● WHAT THE EXERCISE ASKS: Print the listing in its entirety and exactly, leaving out images.

● TASK INPUTS:
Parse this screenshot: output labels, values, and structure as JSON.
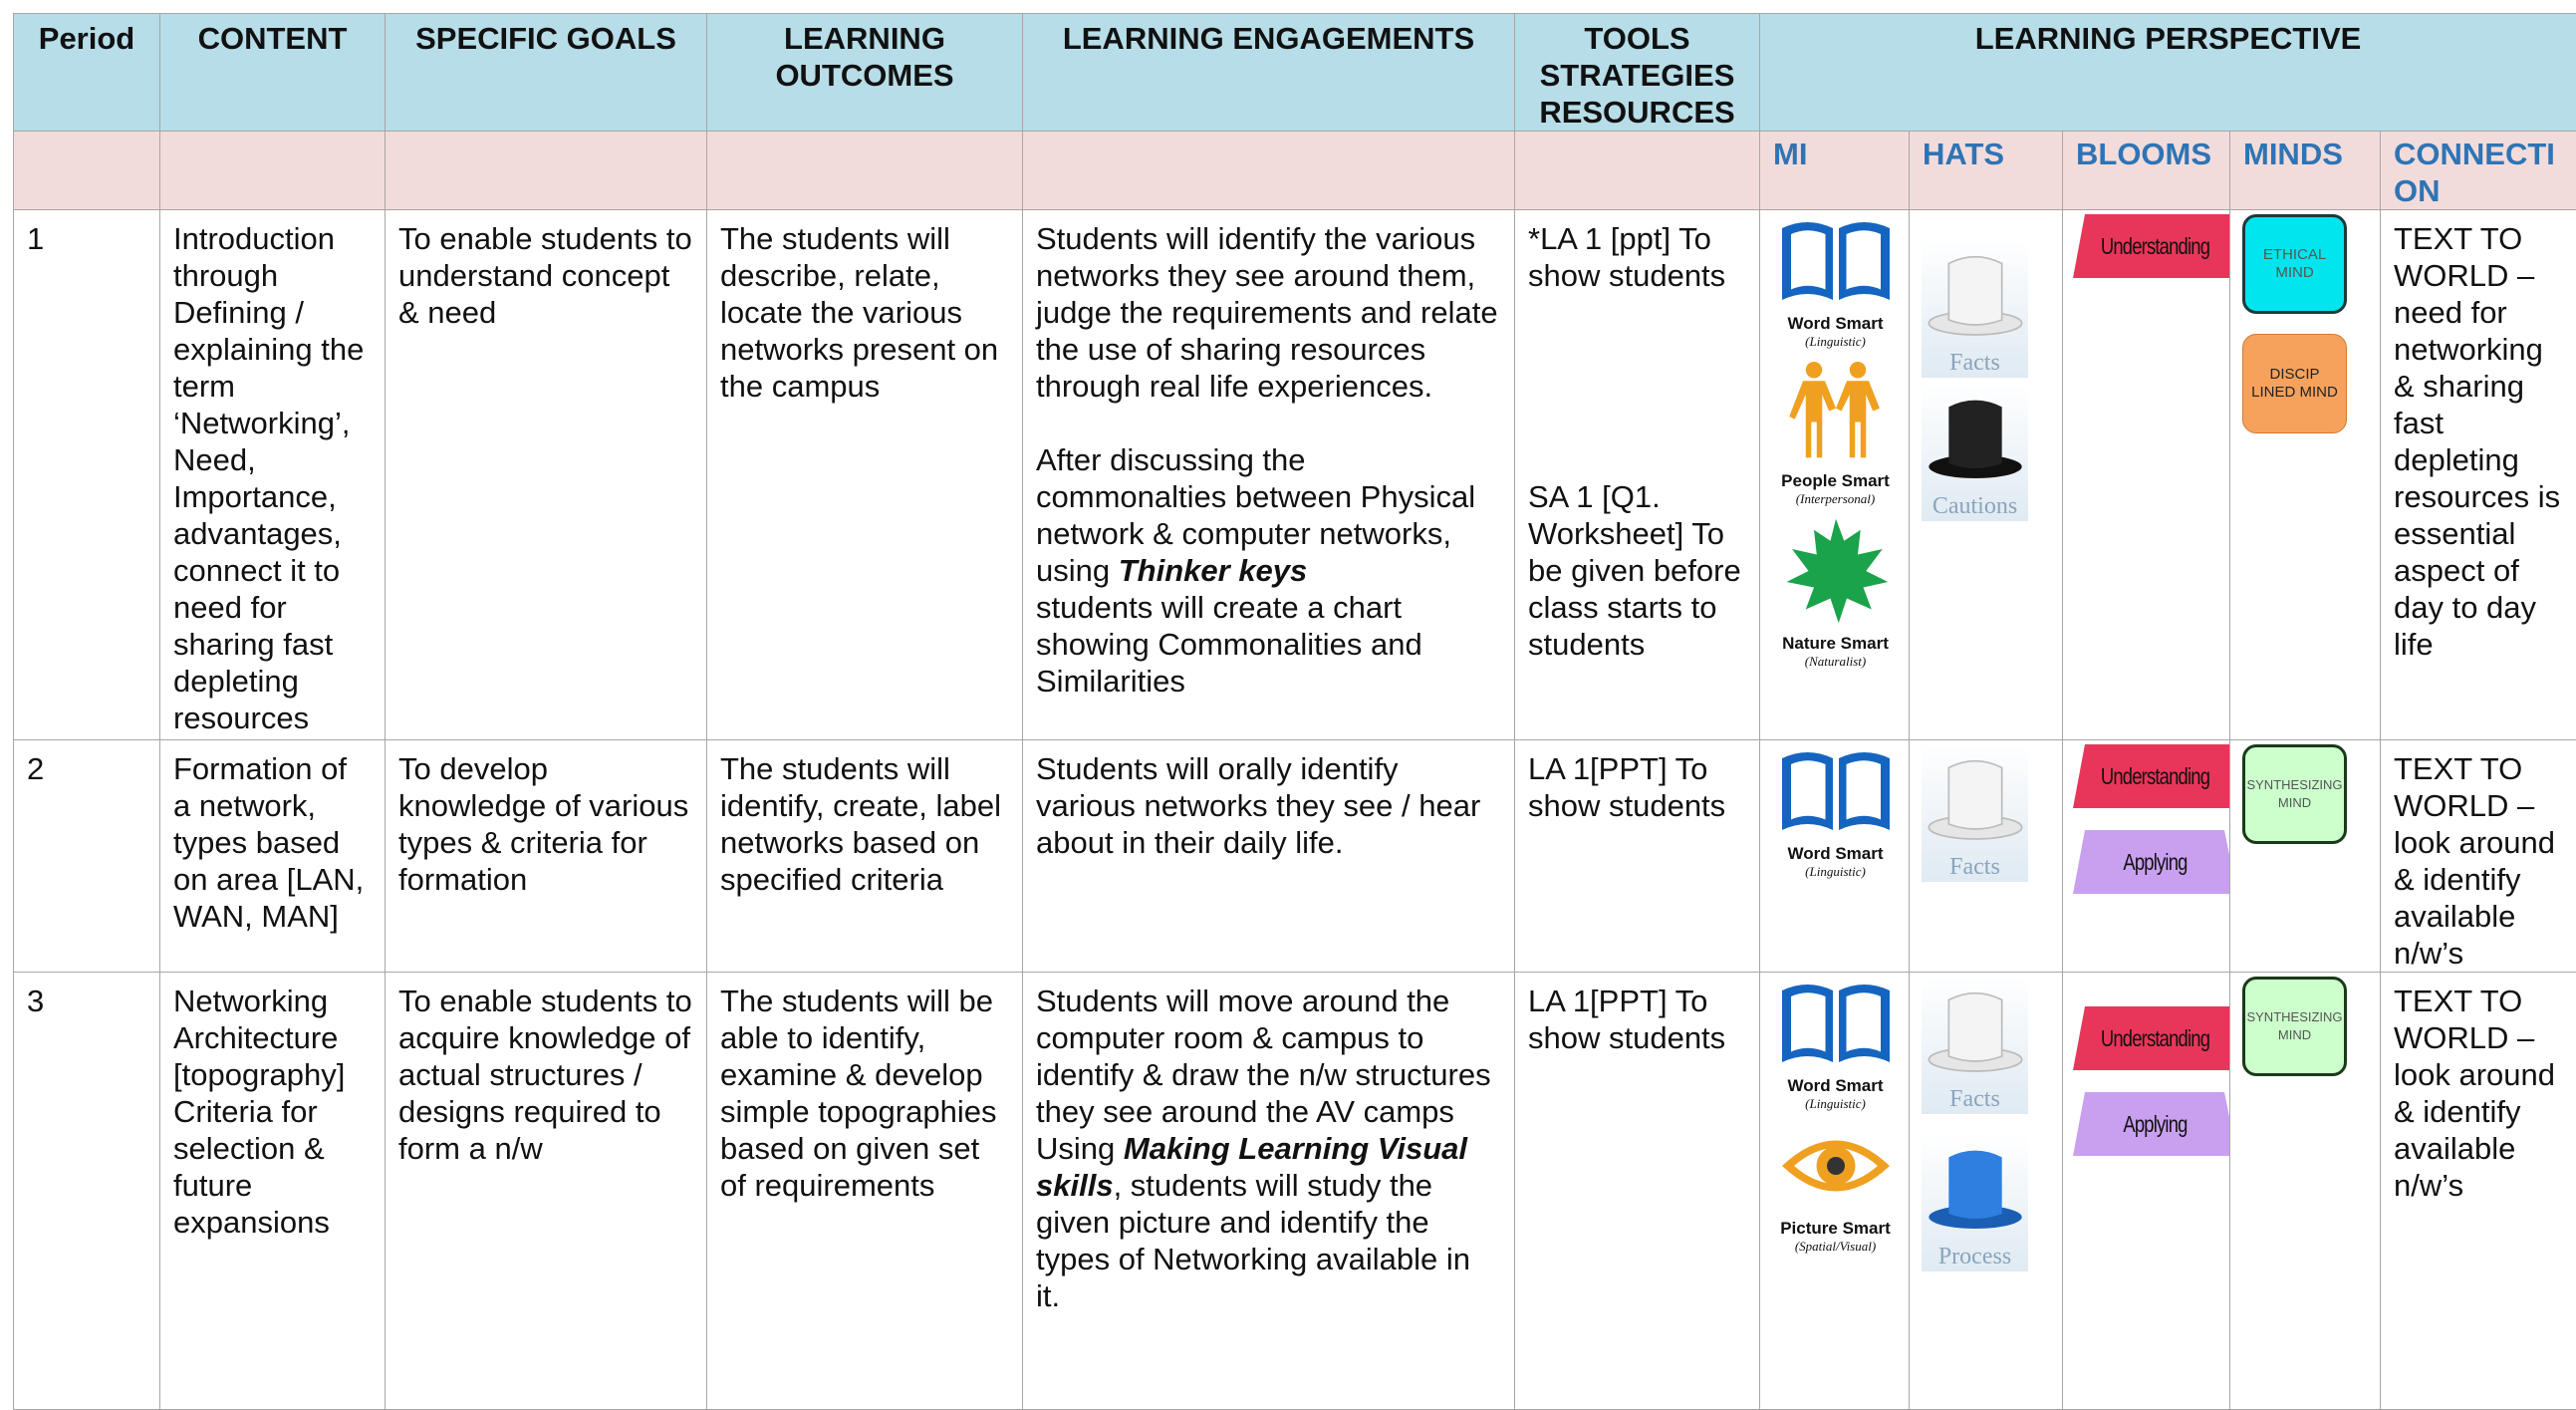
{
  "header": {
    "columns": [
      "Period",
      "CONTENT",
      "SPECIFIC GOALS",
      "LEARNING OUTCOMES",
      "LEARNING ENGAGEMENTS",
      "TOOLS STRATEGIES RESOURCES",
      "LEARNING PERSPECTIVE"
    ],
    "sub_columns": [
      "MI",
      "HATS",
      "BLOOMS",
      "MINDS",
      "CONNECTION"
    ]
  },
  "rows": [
    {
      "period": "1",
      "content": "Introduction through Defining / explaining the term ‘Networking’, Need, Importance, advantages, connect it to need for sharing fast depleting resources",
      "goals": "To enable students to understand concept & need",
      "outcomes": "The students will describe, relate, locate the various networks present on the campus",
      "engagement": [
        [
          "Students will identify the various networks they see around them, judge the requirements and relate the use of sharing resources through real life experiences."
        ],
        [
          "After discussing the commonalties between Physical network & computer networks, using",
          "Thinker keys",
          "students will create a chart showing Commonalities and Similarities"
        ]
      ],
      "tools": [
        "*LA 1 [ppt] To show students",
        "SA 1 [Q1. Worksheet] To be given before class starts to students"
      ],
      "mi": [
        {
          "name": "Word Smart",
          "sub": "(Linguistic)"
        },
        {
          "name": "People Smart",
          "sub": "(Interpersonal)"
        },
        {
          "name": "Nature Smart",
          "sub": "(Naturalist)"
        }
      ],
      "hats": [
        "Facts",
        "Cautions"
      ],
      "blooms": [
        "Understanding"
      ],
      "minds": [
        "ETHICAL MIND",
        "DISCIP LINED MIND"
      ],
      "connection": "TEXT TO WORLD – need for networking & sharing fast depleting resources is essential aspect of day to day life"
    },
    {
      "period": "2",
      "content": "Formation of a network, types based on area [LAN, WAN, MAN]",
      "goals": "To develop knowledge of various types & criteria for formation",
      "outcomes": "The students will identify, create, label networks based on specified criteria",
      "engagement": [
        [
          "Students will orally identify various networks they see / hear about in their daily life."
        ]
      ],
      "tools": [
        "LA 1[PPT] To show students"
      ],
      "mi": [
        {
          "name": "Word Smart",
          "sub": "(Linguistic)"
        }
      ],
      "hats": [
        "Facts"
      ],
      "blooms": [
        "Understanding",
        "Applying"
      ],
      "minds": [
        "SYNTHESIZING MIND"
      ],
      "connection": "TEXT TO WORLD – look around & identify available n/w’s"
    },
    {
      "period": "3",
      "content": "Networking Architecture [topography] Criteria for selection & future expansions",
      "goals": "To enable students to acquire knowledge of actual structures / designs required to form a n/w",
      "outcomes": "The students will be able to identify, examine & develop simple topographies based on given set of requirements",
      "engagement": [
        [
          "Students will move around the computer room & campus to identify & draw the n/w structures they see around the AV camps",
          "Using",
          "Making Learning Visual skills",
          ", students will study the given picture and identify the types of Networking available in it."
        ]
      ],
      "tools": [
        "LA 1[PPT] To show students"
      ],
      "mi": [
        {
          "name": "Word Smart",
          "sub": "(Linguistic)"
        },
        {
          "name": "Picture Smart",
          "sub": "(Spatial/Visual)"
        }
      ],
      "hats": [
        "Facts",
        "Process"
      ],
      "blooms": [
        "Understanding",
        "Applying"
      ],
      "minds": [
        "SYNTHESIZING MIND"
      ],
      "connection": "TEXT TO WORLD – look around & identify available n/w’s"
    }
  ]
}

● ANSWER:
Parse this screenshot: output labels, values, and structure as JSON.
{
  "header": {
    "columns": [
      "Period",
      "CONTENT",
      "SPECIFIC GOALS",
      "LEARNING OUTCOMES",
      "LEARNING ENGAGEMENTS",
      "TOOLS STRATEGIES RESOURCES",
      "LEARNING PERSPECTIVE"
    ],
    "sub_columns": [
      "MI",
      "HATS",
      "BLOOMS",
      "MINDS",
      "CONNECTION"
    ]
  },
  "rows": [
    {
      "period": "1",
      "content": "Introduction through Defining / explaining the term ‘Networking’, Need, Importance, advantages, connect it to need for sharing fast depleting resources",
      "goals": "To enable students to understand concept & need",
      "outcomes": "The students will describe, relate, locate the various networks present on the campus",
      "engagement": [
        [
          "Students will identify the various networks they see around them, judge the requirements and relate the use of sharing resources through real life experiences."
        ],
        [
          "After discussing the commonalties between Physical network & computer networks, using",
          "Thinker keys",
          "students will create a chart showing Commonalities and Similarities"
        ]
      ],
      "tools": [
        "*LA 1 [ppt] To show students",
        "SA 1 [Q1. Worksheet] To be given before class starts to students"
      ],
      "mi": [
        {
          "name": "Word Smart",
          "sub": "(Linguistic)"
        },
        {
          "name": "People Smart",
          "sub": "(Interpersonal)"
        },
        {
          "name": "Nature Smart",
          "sub": "(Naturalist)"
        }
      ],
      "hats": [
        "Facts",
        "Cautions"
      ],
      "blooms": [
        "Understanding"
      ],
      "minds": [
        "ETHICAL MIND",
        "DISCIP LINED MIND"
      ],
      "connection": "TEXT TO WORLD – need for networking & sharing fast depleting resources is essential aspect of day to day life"
    },
    {
      "period": "2",
      "content": "Formation of a network, types based on area [LAN, WAN, MAN]",
      "goals": "To develop knowledge of various types & criteria for formation",
      "outcomes": "The students will identify, create, label networks based on specified criteria",
      "engagement": [
        [
          "Students will orally identify various networks they see / hear about in their daily life."
        ]
      ],
      "tools": [
        "LA 1[PPT] To show students"
      ],
      "mi": [
        {
          "name": "Word Smart",
          "sub": "(Linguistic)"
        }
      ],
      "hats": [
        "Facts"
      ],
      "blooms": [
        "Understanding",
        "Applying"
      ],
      "minds": [
        "SYNTHESIZING MIND"
      ],
      "connection": "TEXT TO WORLD – look around & identify available n/w’s"
    },
    {
      "period": "3",
      "content": "Networking Architecture [topography] Criteria for selection & future expansions",
      "goals": "To enable students to acquire knowledge of actual structures / designs required to form a n/w",
      "outcomes": "The students will be able to identify, examine & develop simple topographies based on given set of requirements",
      "engagement": [
        [
          "Students will move around the computer room & campus to identify & draw the n/w structures they see around the AV camps",
          "Using",
          "Making Learning Visual skills",
          ", students will study the given picture and identify the types of Networking available in it."
        ]
      ],
      "tools": [
        "LA 1[PPT] To show students"
      ],
      "mi": [
        {
          "name": "Word Smart",
          "sub": "(Linguistic)"
        },
        {
          "name": "Picture Smart",
          "sub": "(Spatial/Visual)"
        }
      ],
      "hats": [
        "Facts",
        "Process"
      ],
      "blooms": [
        "Understanding",
        "Applying"
      ],
      "minds": [
        "SYNTHESIZING MIND"
      ],
      "connection": "TEXT TO WORLD – look around & identify available n/w’s"
    }
  ]
}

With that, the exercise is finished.